■ **SHORT EXERCISE**
Emit the data below verbatim, stripping out any pictures.

[Data entries]
>> Begin

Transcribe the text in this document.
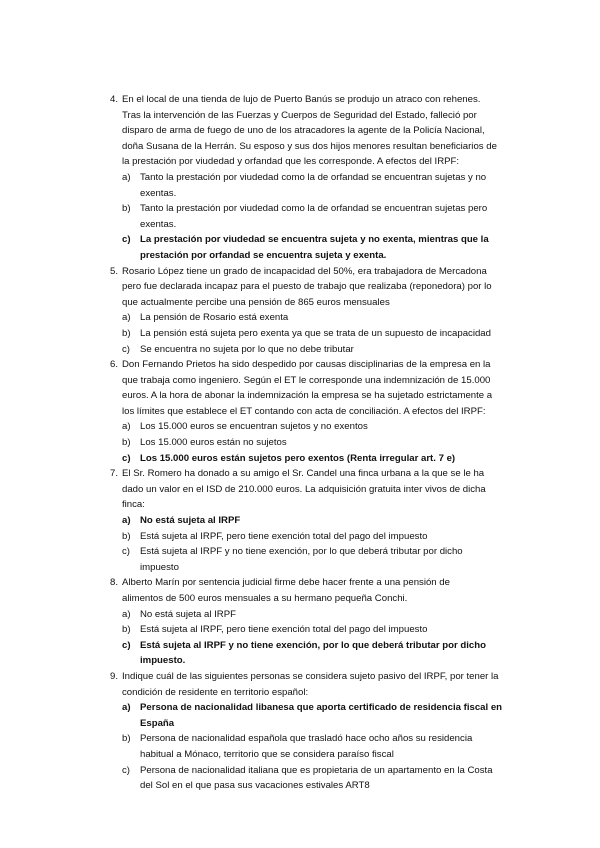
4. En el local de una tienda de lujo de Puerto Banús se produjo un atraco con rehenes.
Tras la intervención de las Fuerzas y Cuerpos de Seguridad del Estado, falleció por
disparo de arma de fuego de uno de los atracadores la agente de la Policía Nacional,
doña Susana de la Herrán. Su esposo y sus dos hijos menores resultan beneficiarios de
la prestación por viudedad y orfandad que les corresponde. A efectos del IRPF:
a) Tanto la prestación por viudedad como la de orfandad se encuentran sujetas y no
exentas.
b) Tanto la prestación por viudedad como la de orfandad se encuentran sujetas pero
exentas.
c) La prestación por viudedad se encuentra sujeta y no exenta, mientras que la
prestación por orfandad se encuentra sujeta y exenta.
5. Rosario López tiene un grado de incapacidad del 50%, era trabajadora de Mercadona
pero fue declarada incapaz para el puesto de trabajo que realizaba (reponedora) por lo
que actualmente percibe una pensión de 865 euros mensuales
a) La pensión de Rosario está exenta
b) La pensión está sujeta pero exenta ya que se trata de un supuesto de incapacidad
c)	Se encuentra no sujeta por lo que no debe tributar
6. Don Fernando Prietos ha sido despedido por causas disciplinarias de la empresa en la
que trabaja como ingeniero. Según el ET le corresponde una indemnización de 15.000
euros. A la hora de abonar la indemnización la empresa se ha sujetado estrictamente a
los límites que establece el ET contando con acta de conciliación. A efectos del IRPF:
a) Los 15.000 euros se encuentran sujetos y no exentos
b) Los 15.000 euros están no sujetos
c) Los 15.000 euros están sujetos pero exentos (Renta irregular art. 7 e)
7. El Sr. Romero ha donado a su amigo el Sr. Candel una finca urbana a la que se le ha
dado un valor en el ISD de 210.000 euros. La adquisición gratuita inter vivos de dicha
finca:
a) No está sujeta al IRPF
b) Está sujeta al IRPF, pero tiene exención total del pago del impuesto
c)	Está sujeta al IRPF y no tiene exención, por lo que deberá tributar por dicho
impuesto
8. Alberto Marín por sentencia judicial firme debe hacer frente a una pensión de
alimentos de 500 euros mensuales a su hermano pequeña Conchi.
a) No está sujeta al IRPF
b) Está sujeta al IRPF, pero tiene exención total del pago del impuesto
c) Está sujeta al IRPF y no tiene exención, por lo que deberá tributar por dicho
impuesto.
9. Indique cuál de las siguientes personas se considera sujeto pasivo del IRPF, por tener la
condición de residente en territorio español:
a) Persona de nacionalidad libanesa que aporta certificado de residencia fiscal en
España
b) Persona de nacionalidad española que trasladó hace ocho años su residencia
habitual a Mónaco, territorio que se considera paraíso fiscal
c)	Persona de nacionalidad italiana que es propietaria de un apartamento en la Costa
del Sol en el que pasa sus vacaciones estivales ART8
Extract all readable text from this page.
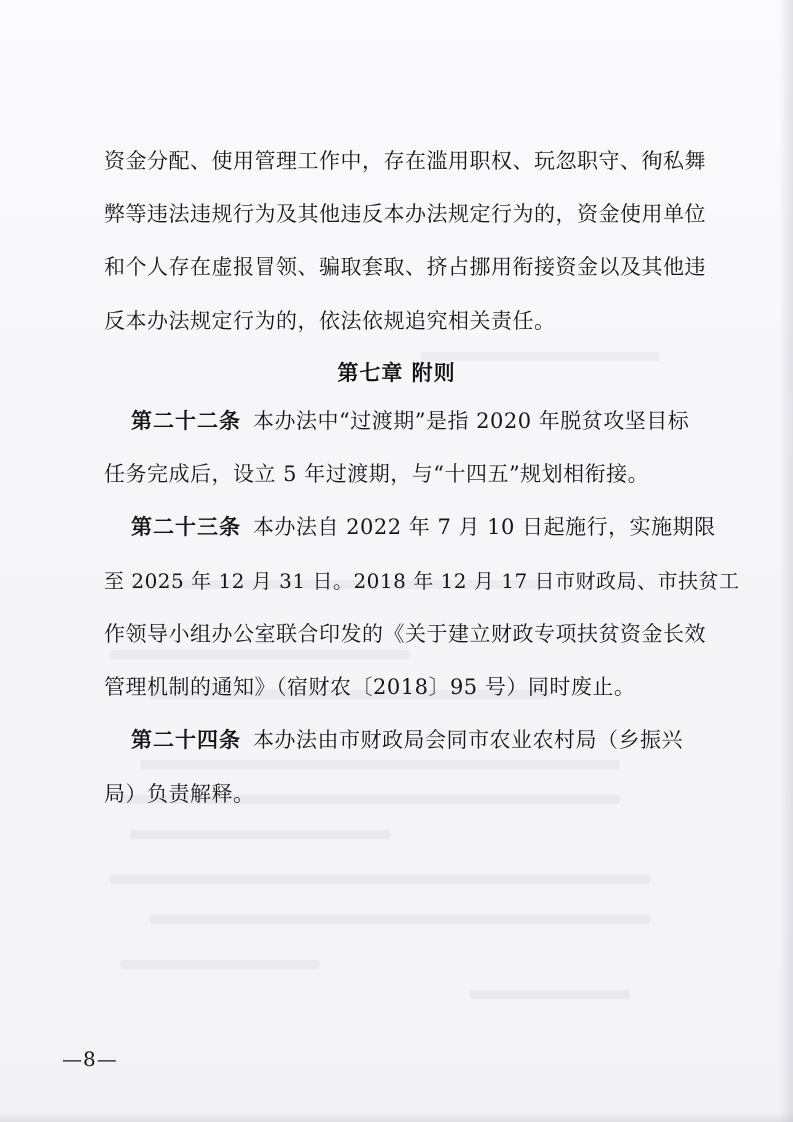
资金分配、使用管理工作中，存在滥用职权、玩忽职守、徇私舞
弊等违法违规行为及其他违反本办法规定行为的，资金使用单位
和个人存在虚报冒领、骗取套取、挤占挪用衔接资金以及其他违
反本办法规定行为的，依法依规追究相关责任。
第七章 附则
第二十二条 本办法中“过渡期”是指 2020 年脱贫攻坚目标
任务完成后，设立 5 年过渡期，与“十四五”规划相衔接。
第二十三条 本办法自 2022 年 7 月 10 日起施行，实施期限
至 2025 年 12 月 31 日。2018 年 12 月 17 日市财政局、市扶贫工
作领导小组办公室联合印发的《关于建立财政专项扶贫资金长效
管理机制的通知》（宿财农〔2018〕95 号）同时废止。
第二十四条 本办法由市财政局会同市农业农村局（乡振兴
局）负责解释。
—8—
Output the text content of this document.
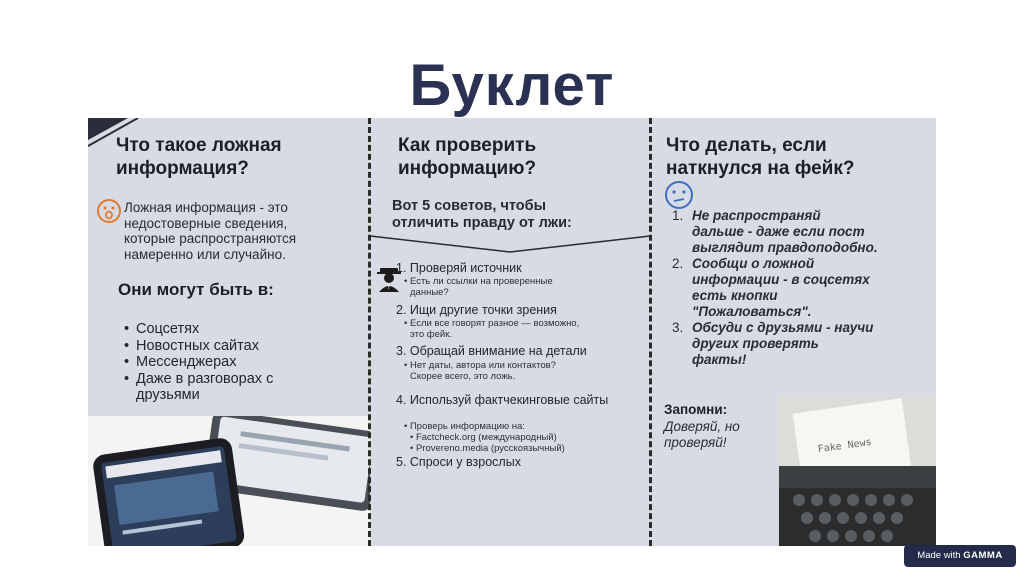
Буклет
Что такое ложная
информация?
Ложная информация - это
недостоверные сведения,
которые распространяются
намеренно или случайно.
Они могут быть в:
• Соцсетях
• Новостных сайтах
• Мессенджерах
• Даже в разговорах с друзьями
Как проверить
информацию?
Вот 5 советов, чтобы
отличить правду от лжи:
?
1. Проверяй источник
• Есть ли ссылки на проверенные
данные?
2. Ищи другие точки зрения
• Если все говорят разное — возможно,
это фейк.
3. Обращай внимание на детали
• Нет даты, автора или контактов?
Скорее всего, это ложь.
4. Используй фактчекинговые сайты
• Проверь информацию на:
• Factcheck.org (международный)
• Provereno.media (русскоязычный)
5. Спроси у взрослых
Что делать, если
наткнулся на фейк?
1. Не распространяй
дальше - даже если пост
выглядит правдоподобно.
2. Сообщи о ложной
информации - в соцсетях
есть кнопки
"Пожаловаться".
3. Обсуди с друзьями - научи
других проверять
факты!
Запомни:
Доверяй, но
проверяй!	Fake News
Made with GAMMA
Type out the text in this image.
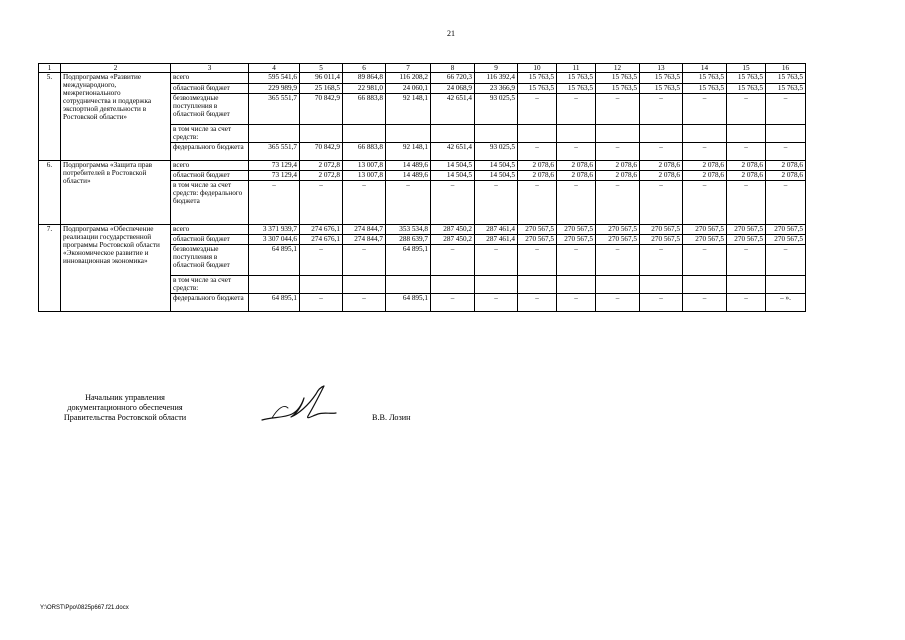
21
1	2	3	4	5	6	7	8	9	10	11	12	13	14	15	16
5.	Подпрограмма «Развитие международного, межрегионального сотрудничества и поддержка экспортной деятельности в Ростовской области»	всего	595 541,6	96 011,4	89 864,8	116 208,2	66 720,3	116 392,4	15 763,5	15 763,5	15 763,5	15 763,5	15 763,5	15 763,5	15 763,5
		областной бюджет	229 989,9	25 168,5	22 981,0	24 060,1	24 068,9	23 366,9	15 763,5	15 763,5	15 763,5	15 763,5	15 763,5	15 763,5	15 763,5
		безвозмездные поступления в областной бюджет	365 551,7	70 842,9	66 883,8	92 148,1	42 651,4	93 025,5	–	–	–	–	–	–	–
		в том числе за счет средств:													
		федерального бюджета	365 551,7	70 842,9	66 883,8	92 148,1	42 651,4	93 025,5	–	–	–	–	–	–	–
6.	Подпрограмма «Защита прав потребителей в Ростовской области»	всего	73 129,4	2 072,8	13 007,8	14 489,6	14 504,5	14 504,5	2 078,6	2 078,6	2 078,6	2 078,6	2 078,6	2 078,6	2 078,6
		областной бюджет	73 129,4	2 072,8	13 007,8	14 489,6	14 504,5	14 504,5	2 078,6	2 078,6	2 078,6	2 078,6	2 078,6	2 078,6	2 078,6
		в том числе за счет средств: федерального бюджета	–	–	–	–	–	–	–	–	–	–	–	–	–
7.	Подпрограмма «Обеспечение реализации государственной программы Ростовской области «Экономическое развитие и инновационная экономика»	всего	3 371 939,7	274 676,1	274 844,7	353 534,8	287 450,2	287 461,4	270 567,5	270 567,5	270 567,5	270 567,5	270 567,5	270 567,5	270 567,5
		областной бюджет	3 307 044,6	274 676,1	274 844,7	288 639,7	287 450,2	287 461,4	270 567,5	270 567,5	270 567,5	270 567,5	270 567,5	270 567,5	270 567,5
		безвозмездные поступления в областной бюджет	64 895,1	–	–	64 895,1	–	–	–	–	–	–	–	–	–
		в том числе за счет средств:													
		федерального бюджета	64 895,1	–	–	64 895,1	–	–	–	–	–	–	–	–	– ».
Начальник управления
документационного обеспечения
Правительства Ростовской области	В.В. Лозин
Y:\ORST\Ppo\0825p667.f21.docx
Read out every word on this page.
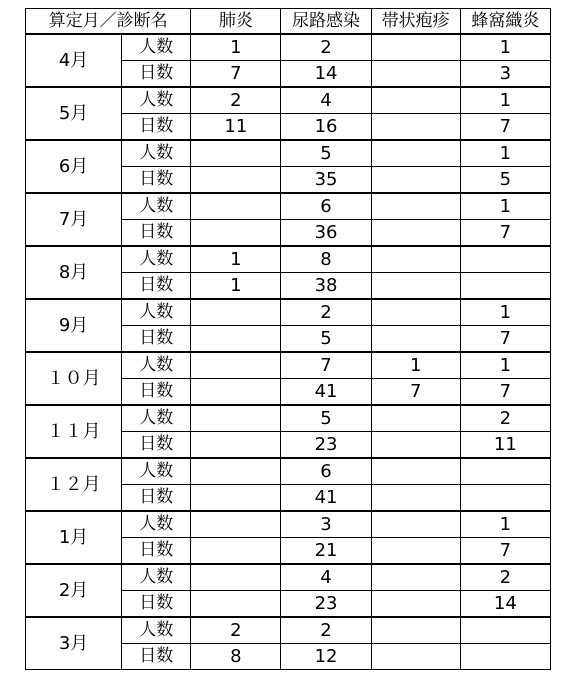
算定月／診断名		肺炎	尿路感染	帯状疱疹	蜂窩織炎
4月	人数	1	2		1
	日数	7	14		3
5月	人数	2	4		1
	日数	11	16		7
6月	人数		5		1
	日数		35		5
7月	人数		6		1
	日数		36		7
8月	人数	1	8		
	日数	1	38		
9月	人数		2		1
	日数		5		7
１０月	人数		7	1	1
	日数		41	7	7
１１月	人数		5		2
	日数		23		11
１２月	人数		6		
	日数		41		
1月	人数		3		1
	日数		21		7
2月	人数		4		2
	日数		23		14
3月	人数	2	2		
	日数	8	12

>> End

■ **OUTPUT OF THE EXERCISE**
Transcribe the text in this document.
4. En el local de una tienda de lujo de Puerto Banús se produjo un atraco con rehenes.
Tras la intervención de las Fuerzas y Cuerpos de Seguridad del Estado, falleció por
disparo de arma de fuego de uno de los atracadores la agente de la Policía Nacional,
doña Susana de la Herrán. Su esposo y sus dos hijos menores resultan beneficiarios de
la prestación por viudedad y orfandad que les corresponde. A efectos del IRPF:
a) Tanto la prestación por viudedad como la de orfandad se encuentran sujetas y no
exentas.
b) Tanto la prestación por viudedad como la de orfandad se encuentran sujetas pero
exentas.
c) La prestación por viudedad se encuentra sujeta y no exenta, mientras que la
prestación por orfandad se encuentra sujeta y exenta.
5. Rosario López tiene un grado de incapacidad del 50%, era trabajadora de Mercadona
pero fue declarada incapaz para el puesto de trabajo que realizaba (reponedora) por lo
que actualmente percibe una pensión de 865 euros mensuales
a) La pensión de Rosario está exenta
b) La pensión está sujeta pero exenta ya que se trata de un supuesto de incapacidad
c)	Se encuentra no sujeta por lo que no debe tributar
6. Don Fernando Prietos ha sido despedido por causas disciplinarias de la empresa en la
que trabaja como ingeniero. Según el ET le corresponde una indemnización de 15.000
euros. A la hora de abonar la indemnización la empresa se ha sujetado estrictamente a
los límites que establece el ET contando con acta de conciliación. A efectos del IRPF:
a) Los 15.000 euros se encuentran sujetos y no exentos
b) Los 15.000 euros están no sujetos
c) Los 15.000 euros están sujetos pero exentos (Renta irregular art. 7 e)
7. El Sr. Romero ha donado a su amigo el Sr. Candel una finca urbana a la que se le ha
dado un valor en el ISD de 210.000 euros. La adquisición gratuita inter vivos de dicha
finca:
a) No está sujeta al IRPF
b) Está sujeta al IRPF, pero tiene exención total del pago del impuesto
c)	Está sujeta al IRPF y no tiene exención, por lo que deberá tributar por dicho
impuesto
8. Alberto Marín por sentencia judicial firme debe hacer frente a una pensión de
alimentos de 500 euros mensuales a su hermano pequeña Conchi.
a) No está sujeta al IRPF
b) Está sujeta al IRPF, pero tiene exención total del pago del impuesto
c) Está sujeta al IRPF y no tiene exención, por lo que deberá tributar por dicho
impuesto.
9. Indique cuál de las siguientes personas se considera sujeto pasivo del IRPF, por tener la
condición de residente en territorio español:
a) Persona de nacionalidad libanesa que aporta certificado de residencia fiscal en
España
b) Persona de nacionalidad española que trasladó hace ocho años su residencia
habitual a Mónaco, territorio que se considera paraíso fiscal
c)	Persona de nacionalidad italiana que es propietaria de un apartamento en la Costa
del Sol en el que pasa sus vacaciones estivales ART8
Extract all readable text from this page.
资金分配、使用管理工作中，存在滥用职权、玩忽职守、徇私舞
弊等违法违规行为及其他违反本办法规定行为的，资金使用单位
和个人存在虚报冒领、骗取套取、挤占挪用衔接资金以及其他违
反本办法规定行为的，依法依规追究相关责任。
第七章 附则
第二十二条 本办法中“过渡期”是指 2020 年脱贫攻坚目标
任务完成后，设立 5 年过渡期，与“十四五”规划相衔接。
第二十三条 本办法自 2022 年 7 月 10 日起施行，实施期限
至 2025 年 12 月 31 日。2018 年 12 月 17 日市财政局、市扶贫工
作领导小组办公室联合印发的《关于建立财政专项扶贫资金长效
管理机制的通知》（宿财农〔2018〕95 号）同时废止。
第二十四条 本办法由市财政局会同市农业农村局（乡振兴
局）负责解释。
—8—
Output the text content of this document.
Буклет
Что такое ложная
информация?
Ложная информация - это
недостоверные сведения,
которые распространяются
намеренно или случайно.
Они могут быть в:
• Соцсетях
• Новостных сайтах
• Мессенджерах
• Даже в разговорах с друзьями
Как проверить
информацию?
Вот 5 советов, чтобы
отличить правду от лжи:
?
1. Проверяй источник
• Есть ли ссылки на проверенные
данные?
2. Ищи другие точки зрения
• Если все говорят разное — возможно,
это фейк.
3. Обращай внимание на детали
• Нет даты, автора или контактов?
Скорее всего, это ложь.
4. Используй фактчекинговые сайты
• Проверь информацию на:
• Factcheck.org (международный)
• Provereno.media (русскоязычный)
5. Спроси у взрослых
Что делать, если
наткнулся на фейк?
1. Не распространяй
дальше - даже если пост
выглядит правдоподобно.
2. Сообщи о ложной
информации - в соцсетях
есть кнопки
"Пожаловаться".
3. Обсуди с друзьями - научи
других проверять
факты!
Запомни:
Доверяй, но
проверяй!	Fake News
Made with GAMMA
Type out the text in this image.
21
1	2	3	4	5	6	7	8	9	10	11	12	13	14	15	16
5.	Подпрограмма «Развитие международного, межрегионального сотрудничества и поддержка экспортной деятельности в Ростовской области»	всего	595 541,6	96 011,4	89 864,8	116 208,2	66 720,3	116 392,4	15 763,5	15 763,5	15 763,5	15 763,5	15 763,5	15 763,5	15 763,5
		областной бюджет	229 989,9	25 168,5	22 981,0	24 060,1	24 068,9	23 366,9	15 763,5	15 763,5	15 763,5	15 763,5	15 763,5	15 763,5	15 763,5
		безвозмездные поступления в областной бюджет	365 551,7	70 842,9	66 883,8	92 148,1	42 651,4	93 025,5	–	–	–	–	–	–	–
		в том числе за счет средств:													
		федерального бюджета	365 551,7	70 842,9	66 883,8	92 148,1	42 651,4	93 025,5	–	–	–	–	–	–	–
6.	Подпрограмма «Защита прав потребителей в Ростовской области»	всего	73 129,4	2 072,8	13 007,8	14 489,6	14 504,5	14 504,5	2 078,6	2 078,6	2 078,6	2 078,6	2 078,6	2 078,6	2 078,6
		областной бюджет	73 129,4	2 072,8	13 007,8	14 489,6	14 504,5	14 504,5	2 078,6	2 078,6	2 078,6	2 078,6	2 078,6	2 078,6	2 078,6
		в том числе за счет средств: федерального бюджета	–	–	–	–	–	–	–	–	–	–	–	–	–
7.	Подпрограмма «Обеспечение реализации государственной программы Ростовской области «Экономическое развитие и инновационная экономика»	всего	3 371 939,7	274 676,1	274 844,7	353 534,8	287 450,2	287 461,4	270 567,5	270 567,5	270 567,5	270 567,5	270 567,5	270 567,5	270 567,5
		областной бюджет	3 307 044,6	274 676,1	274 844,7	288 639,7	287 450,2	287 461,4	270 567,5	270 567,5	270 567,5	270 567,5	270 567,5	270 567,5	270 567,5
		безвозмездные поступления в областной бюджет	64 895,1	–	–	64 895,1	–	–	–	–	–	–	–	–	–
		в том числе за счет средств:													
		федерального бюджета	64 895,1	–	–	64 895,1	–	–	–	–	–	–	–	–	– ».
Начальник управления
документационного обеспечения
Правительства Ростовской области	В.В. Лозин
Y:\ORST\Ppo\0825p667.f21.docx
Read out every word on this page.
算定月／診断名		肺炎	尿路感染	帯状疱疹	蜂窩織炎
4月	人数	1	2		1
	日数	7	14		3
5月	人数	2	4		1
	日数	11	16		7
6月	人数		5		1
	日数		35		5
7月	人数		6		1
	日数		36		7
8月	人数	1	8		
	日数	1	38		
9月	人数		2		1
	日数		5		7
１０月	人数		7	1	1
	日数		41	7	7
１１月	人数		5		2
	日数		23		11
１２月	人数		6		
	日数		41		
1月	人数		3		1
	日数		21		7
2月	人数		4		2
	日数		23		14
3月	人数	2	2		
	日数	8	12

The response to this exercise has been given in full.